What the exercise asks »
Please reproduce the listing word for word. Pictures stay out.

::::

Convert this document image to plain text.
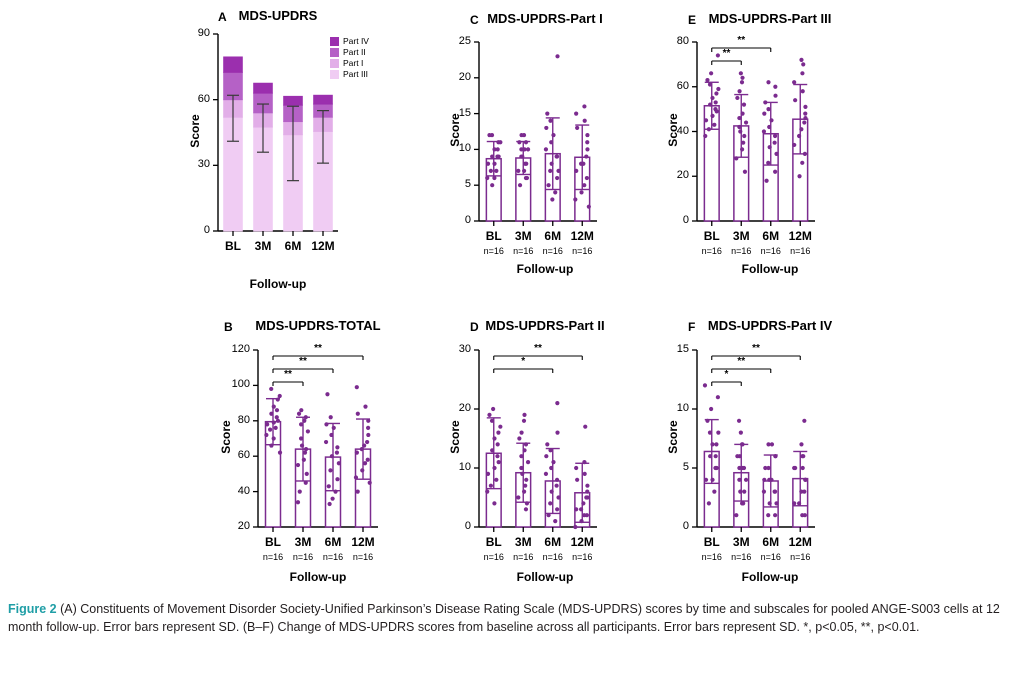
0
30
60
90
A MDS-UPDRS
Score
Follow-up
BL	3M	6M 12M
Part IV
Part II
Part I
Part III
20
40
60
80
100
120
B	MDS-UPDRS-TOTAL
Score
Follow-up
BL
n=16
3M
n=16
6M
n=16
12M
n=16
**
**
**
0
5
10
15
20
25
C MDS-UPDRS-Part I
Score
Follow-up
BL
n=16
3M
n=16
6M
n=16
12M
n=16
0
10
20
30
D MDS-UPDRS-Part II
Score
Follow-up
BL
n=16
3M
n=16
6M
n=16
12M
n=16
*
**
0
20
40
60
80
E MDS-UPDRS-Part III
Score
Follow-up
BL
n=16
3M
n=16
6M
n=16
12M
n=16
**
**
0
5
10
15
F MDS-UPDRS-Part IV
Score
Follow-up
BL
n=16
3M
n=16
6M
n=16
12M
n=16
*
**
**
Figure 2 (A) Constituents of Movement Disorder Society-Unified Parkinson’s Disease Rating Scale (MDS-UPDRS) scores by time and subscales for pooled ANGE-S003 cells at 12 month follow-up. Error bars represent SD. (B–F) Change of MDS-UPDRS scores from baseline across all participants. Error bars represent SD. *, p<0.05, **, p<0.01.
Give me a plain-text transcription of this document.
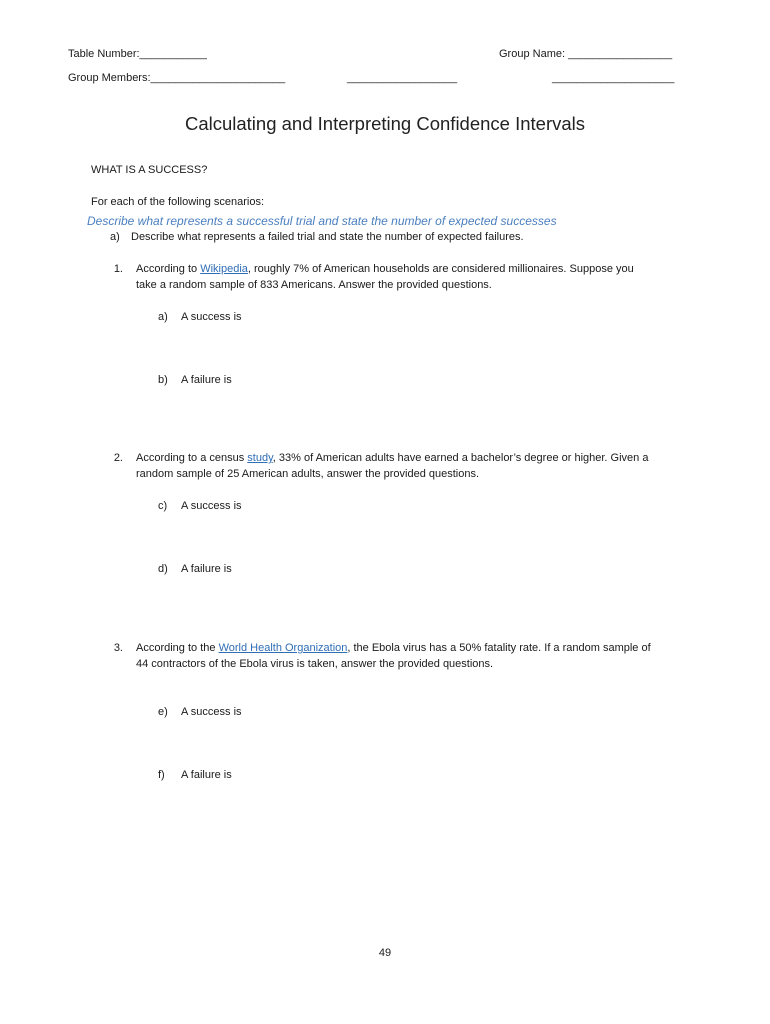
Table Number:___________	Group Name: _________________
Group Members:______________________	__________________	____________________
Calculating and Interpreting Confidence Intervals
WHAT IS A SUCCESS?
For each of the following scenarios:
Describe what represents a successful trial and state the number of expected successes
a) Describe what represents a failed trial and state the number of expected failures.
1. According to Wikipedia, roughly 7% of American households are considered millionaires. Suppose you
take a random sample of 833 Americans. Answer the provided questions.
a) A success is
b) A failure is
2. According to a census study, 33% of American adults have earned a bachelor’s degree or higher. Given a
random sample of 25 American adults, answer the provided questions.
c) A success is
d) A failure is
3. According to the World Health Organization, the Ebola virus has a 50% fatality rate. If a random sample of
44 contractors of the Ebola virus is taken, answer the provided questions.
e) A success is
f) A failure is
49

::::

Task answer »
Convert this document image to plain text.
0
30
60
90
A MDS-UPDRS
Score
Follow-up
BL	3M	6M 12M
Part IV
Part II
Part I
Part III
20
40
60
80
100
120
B	MDS-UPDRS-TOTAL
Score
Follow-up
BL
n=16
3M
n=16
6M
n=16
12M
n=16
**
**
**
0
5
10
15
20
25
C MDS-UPDRS-Part I
Score
Follow-up
BL
n=16
3M
n=16
6M
n=16
12M
n=16
0
10
20
30
D MDS-UPDRS-Part II
Score
Follow-up
BL
n=16
3M
n=16
6M
n=16
12M
n=16
*
**
0
20
40
60
80
E MDS-UPDRS-Part III
Score
Follow-up
BL
n=16
3M
n=16
6M
n=16
12M
n=16
**
**
0
5
10
15
F MDS-UPDRS-Part IV
Score
Follow-up
BL
n=16
3M
n=16
6M
n=16
12M
n=16
*
**
**
Figure 2 (A) Constituents of Movement Disorder Society-Unified Parkinson’s Disease Rating Scale (MDS-UPDRS) scores by time and subscales for pooled ANGE-S003 cells at 12 month follow-up. Error bars represent SD. (B–F) Change of MDS-UPDRS scores from baseline across all participants. Error bars represent SD. *, p<0.05, **, p<0.01.
Give me a plain-text transcription of this document.
Table Number:___________	Group Name: _________________
Group Members:______________________	__________________	____________________
Calculating and Interpreting Confidence Intervals
WHAT IS A SUCCESS?
For each of the following scenarios:
Describe what represents a successful trial and state the number of expected successes
a) Describe what represents a failed trial and state the number of expected failures.
1. According to Wikipedia, roughly 7% of American households are considered millionaires. Suppose you
take a random sample of 833 Americans. Answer the provided questions.
a) A success is
b) A failure is
2. According to a census study, 33% of American adults have earned a bachelor’s degree or higher. Given a
random sample of 25 American adults, answer the provided questions.
c) A success is
d) A failure is
3. According to the World Health Organization, the Ebola virus has a 50% fatality rate. If a random sample of
44 contractors of the Ebola virus is taken, answer the provided questions.
e) A success is
f) A failure is
49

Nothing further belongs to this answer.